__Items__
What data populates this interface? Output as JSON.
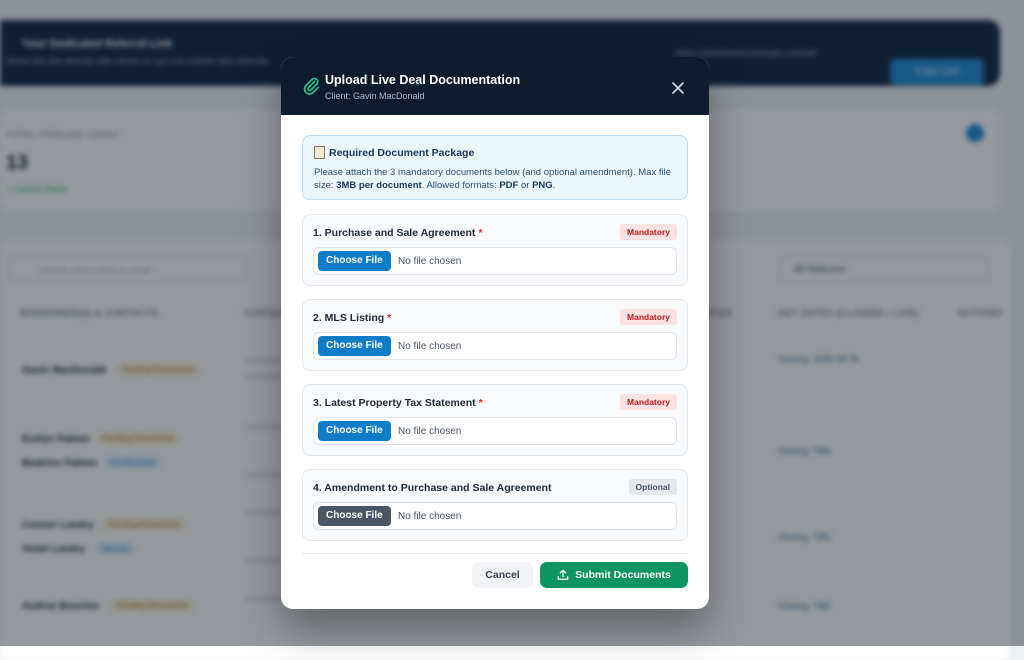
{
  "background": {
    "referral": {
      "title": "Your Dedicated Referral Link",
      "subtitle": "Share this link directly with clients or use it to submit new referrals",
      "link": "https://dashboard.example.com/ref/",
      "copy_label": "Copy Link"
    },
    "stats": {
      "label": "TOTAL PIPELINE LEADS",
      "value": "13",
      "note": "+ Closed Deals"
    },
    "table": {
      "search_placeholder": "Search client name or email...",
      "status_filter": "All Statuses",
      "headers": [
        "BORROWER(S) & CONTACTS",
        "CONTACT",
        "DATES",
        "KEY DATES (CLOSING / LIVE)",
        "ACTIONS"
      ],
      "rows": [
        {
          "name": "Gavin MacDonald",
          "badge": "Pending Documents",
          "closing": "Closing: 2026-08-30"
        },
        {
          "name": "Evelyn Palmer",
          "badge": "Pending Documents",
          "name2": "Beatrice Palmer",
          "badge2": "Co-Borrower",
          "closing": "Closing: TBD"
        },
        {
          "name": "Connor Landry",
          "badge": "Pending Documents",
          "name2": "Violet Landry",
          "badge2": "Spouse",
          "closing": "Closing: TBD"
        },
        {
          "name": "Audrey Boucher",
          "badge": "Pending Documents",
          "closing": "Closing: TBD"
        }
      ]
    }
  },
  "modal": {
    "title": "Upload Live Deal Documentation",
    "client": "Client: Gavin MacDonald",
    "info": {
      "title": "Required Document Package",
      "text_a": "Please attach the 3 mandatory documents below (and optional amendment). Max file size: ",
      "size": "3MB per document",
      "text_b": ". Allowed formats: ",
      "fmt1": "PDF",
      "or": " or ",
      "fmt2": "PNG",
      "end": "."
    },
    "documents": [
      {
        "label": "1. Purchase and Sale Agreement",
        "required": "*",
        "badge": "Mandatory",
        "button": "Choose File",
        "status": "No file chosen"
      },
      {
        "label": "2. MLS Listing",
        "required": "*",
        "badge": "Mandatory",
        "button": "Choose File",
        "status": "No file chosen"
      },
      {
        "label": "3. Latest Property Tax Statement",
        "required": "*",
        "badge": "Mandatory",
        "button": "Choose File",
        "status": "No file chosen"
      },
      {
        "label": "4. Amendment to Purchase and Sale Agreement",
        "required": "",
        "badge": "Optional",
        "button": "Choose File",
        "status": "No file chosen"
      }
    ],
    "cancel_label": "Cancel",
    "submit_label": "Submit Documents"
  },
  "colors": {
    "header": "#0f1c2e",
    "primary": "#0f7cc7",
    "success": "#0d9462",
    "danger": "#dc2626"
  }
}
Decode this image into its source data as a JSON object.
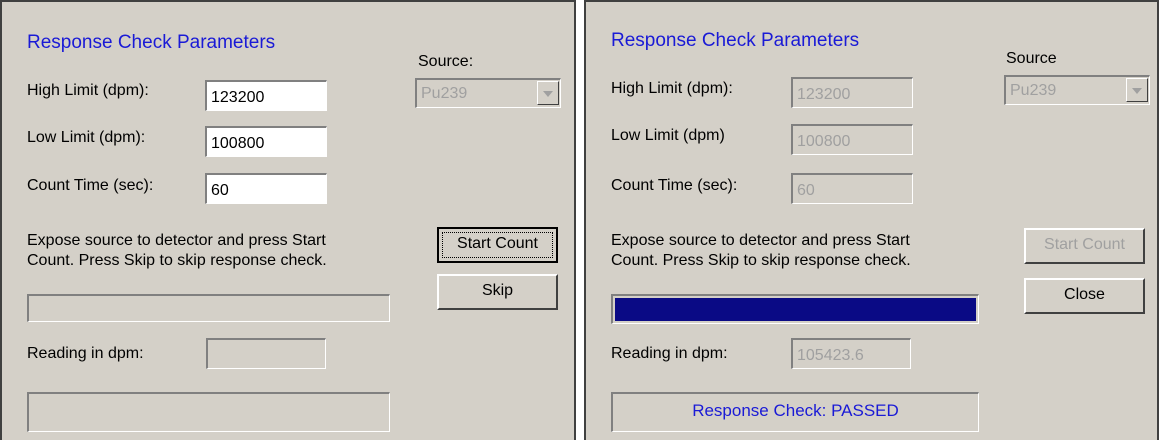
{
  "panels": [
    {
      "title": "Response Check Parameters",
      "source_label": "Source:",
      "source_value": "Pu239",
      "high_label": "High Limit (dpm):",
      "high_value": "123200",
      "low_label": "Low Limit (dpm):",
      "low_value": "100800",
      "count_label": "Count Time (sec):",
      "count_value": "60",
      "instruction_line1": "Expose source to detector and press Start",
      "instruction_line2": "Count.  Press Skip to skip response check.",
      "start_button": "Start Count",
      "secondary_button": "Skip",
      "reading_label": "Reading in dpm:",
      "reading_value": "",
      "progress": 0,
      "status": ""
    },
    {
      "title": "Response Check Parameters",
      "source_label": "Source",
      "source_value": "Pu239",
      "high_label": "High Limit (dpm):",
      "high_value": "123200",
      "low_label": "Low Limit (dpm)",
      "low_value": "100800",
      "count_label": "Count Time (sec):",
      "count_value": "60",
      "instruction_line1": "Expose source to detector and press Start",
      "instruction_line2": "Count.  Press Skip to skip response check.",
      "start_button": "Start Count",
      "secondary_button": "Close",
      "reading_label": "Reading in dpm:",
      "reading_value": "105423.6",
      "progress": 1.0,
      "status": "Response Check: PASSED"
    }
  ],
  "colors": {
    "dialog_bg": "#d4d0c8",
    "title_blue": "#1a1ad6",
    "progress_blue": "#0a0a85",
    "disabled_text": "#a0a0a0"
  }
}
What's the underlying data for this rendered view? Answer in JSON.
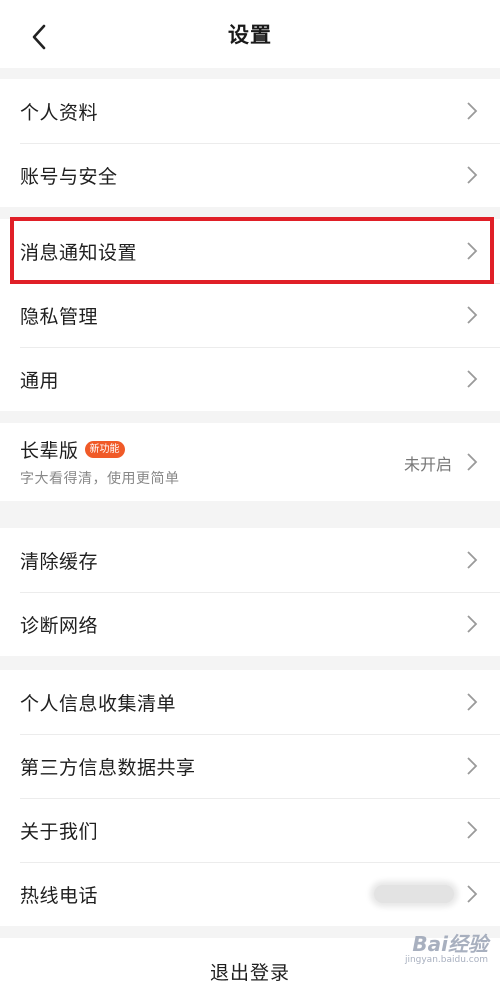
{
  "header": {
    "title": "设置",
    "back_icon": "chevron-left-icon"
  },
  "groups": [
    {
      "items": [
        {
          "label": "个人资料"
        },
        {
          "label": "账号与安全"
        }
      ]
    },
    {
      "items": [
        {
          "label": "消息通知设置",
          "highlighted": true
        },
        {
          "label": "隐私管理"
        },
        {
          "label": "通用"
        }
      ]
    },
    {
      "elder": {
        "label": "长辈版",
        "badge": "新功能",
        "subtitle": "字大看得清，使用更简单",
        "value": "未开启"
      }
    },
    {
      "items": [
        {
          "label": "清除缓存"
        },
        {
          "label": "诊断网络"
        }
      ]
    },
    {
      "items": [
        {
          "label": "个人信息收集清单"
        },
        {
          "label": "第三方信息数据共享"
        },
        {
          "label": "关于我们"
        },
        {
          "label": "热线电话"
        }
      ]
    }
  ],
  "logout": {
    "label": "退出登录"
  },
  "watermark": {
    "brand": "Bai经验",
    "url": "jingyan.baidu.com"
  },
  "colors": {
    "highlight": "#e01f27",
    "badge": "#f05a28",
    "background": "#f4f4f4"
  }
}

__Given task__
Leave out the pictures and reproduce the rest of the listing exactly.

__Complete output__
What data populates this interface? Output as JSON.
{
  "background": {
    "referral": {
      "title": "Your Dedicated Referral Link",
      "subtitle": "Share this link directly with clients or use it to submit new referrals",
      "link": "https://dashboard.example.com/ref/",
      "copy_label": "Copy Link"
    },
    "stats": {
      "label": "TOTAL PIPELINE LEADS",
      "value": "13",
      "note": "+ Closed Deals"
    },
    "table": {
      "search_placeholder": "Search client name or email...",
      "status_filter": "All Statuses",
      "headers": [
        "BORROWER(S) & CONTACTS",
        "CONTACT",
        "DATES",
        "KEY DATES (CLOSING / LIVE)",
        "ACTIONS"
      ],
      "rows": [
        {
          "name": "Gavin MacDonald",
          "badge": "Pending Documents",
          "closing": "Closing: 2026-08-30"
        },
        {
          "name": "Evelyn Palmer",
          "badge": "Pending Documents",
          "name2": "Beatrice Palmer",
          "badge2": "Co-Borrower",
          "closing": "Closing: TBD"
        },
        {
          "name": "Connor Landry",
          "badge": "Pending Documents",
          "name2": "Violet Landry",
          "badge2": "Spouse",
          "closing": "Closing: TBD"
        },
        {
          "name": "Audrey Boucher",
          "badge": "Pending Documents",
          "closing": "Closing: TBD"
        }
      ]
    }
  },
  "modal": {
    "title": "Upload Live Deal Documentation",
    "client": "Client: Gavin MacDonald",
    "info": {
      "title": "Required Document Package",
      "text_a": "Please attach the 3 mandatory documents below (and optional amendment). Max file size: ",
      "size": "3MB per document",
      "text_b": ". Allowed formats: ",
      "fmt1": "PDF",
      "or": " or ",
      "fmt2": "PNG",
      "end": "."
    },
    "documents": [
      {
        "label": "1. Purchase and Sale Agreement",
        "required": "*",
        "badge": "Mandatory",
        "button": "Choose File",
        "status": "No file chosen"
      },
      {
        "label": "2. MLS Listing",
        "required": "*",
        "badge": "Mandatory",
        "button": "Choose File",
        "status": "No file chosen"
      },
      {
        "label": "3. Latest Property Tax Statement",
        "required": "*",
        "badge": "Mandatory",
        "button": "Choose File",
        "status": "No file chosen"
      },
      {
        "label": "4. Amendment to Purchase and Sale Agreement",
        "required": "",
        "badge": "Optional",
        "button": "Choose File",
        "status": "No file chosen"
      }
    ],
    "cancel_label": "Cancel",
    "submit_label": "Submit Documents"
  },
  "colors": {
    "header": "#0f1c2e",
    "primary": "#0f7cc7",
    "success": "#0d9462",
    "danger": "#dc2626"
  }
}
Decode this image into its source data as a JSON object.
{
  "panels": [
    {
      "title": "Response Check Parameters",
      "source_label": "Source:",
      "source_value": "Pu239",
      "high_label": "High Limit (dpm):",
      "high_value": "123200",
      "low_label": "Low Limit (dpm):",
      "low_value": "100800",
      "count_label": "Count Time (sec):",
      "count_value": "60",
      "instruction_line1": "Expose source to detector and press Start",
      "instruction_line2": "Count.  Press Skip to skip response check.",
      "start_button": "Start Count",
      "secondary_button": "Skip",
      "reading_label": "Reading in dpm:",
      "reading_value": "",
      "progress": 0,
      "status": ""
    },
    {
      "title": "Response Check Parameters",
      "source_label": "Source",
      "source_value": "Pu239",
      "high_label": "High Limit (dpm):",
      "high_value": "123200",
      "low_label": "Low Limit (dpm)",
      "low_value": "100800",
      "count_label": "Count Time (sec):",
      "count_value": "60",
      "instruction_line1": "Expose source to detector and press Start",
      "instruction_line2": "Count.  Press Skip to skip response check.",
      "start_button": "Start Count",
      "secondary_button": "Close",
      "reading_label": "Reading in dpm:",
      "reading_value": "105423.6",
      "progress": 1.0,
      "status": "Response Check: PASSED"
    }
  ],
  "colors": {
    "dialog_bg": "#d4d0c8",
    "title_blue": "#1a1ad6",
    "progress_blue": "#0a0a85",
    "disabled_text": "#a0a0a0"
  }
}
What's the underlying data for this rendered view? Answer in JSON.
{
  "header": {
    "title": "设置",
    "back_icon": "chevron-left-icon"
  },
  "groups": [
    {
      "items": [
        {
          "label": "个人资料"
        },
        {
          "label": "账号与安全"
        }
      ]
    },
    {
      "items": [
        {
          "label": "消息通知设置",
          "highlighted": true
        },
        {
          "label": "隐私管理"
        },
        {
          "label": "通用"
        }
      ]
    },
    {
      "elder": {
        "label": "长辈版",
        "badge": "新功能",
        "subtitle": "字大看得清，使用更简单",
        "value": "未开启"
      }
    },
    {
      "items": [
        {
          "label": "清除缓存"
        },
        {
          "label": "诊断网络"
        }
      ]
    },
    {
      "items": [
        {
          "label": "个人信息收集清单"
        },
        {
          "label": "第三方信息数据共享"
        },
        {
          "label": "关于我们"
        },
        {
          "label": "热线电话"
        }
      ]
    }
  ],
  "logout": {
    "label": "退出登录"
  },
  "watermark": {
    "brand": "Bai经验",
    "url": "jingyan.baidu.com"
  },
  "colors": {
    "highlight": "#e01f27",
    "badge": "#f05a28",
    "background": "#f4f4f4"
  }
}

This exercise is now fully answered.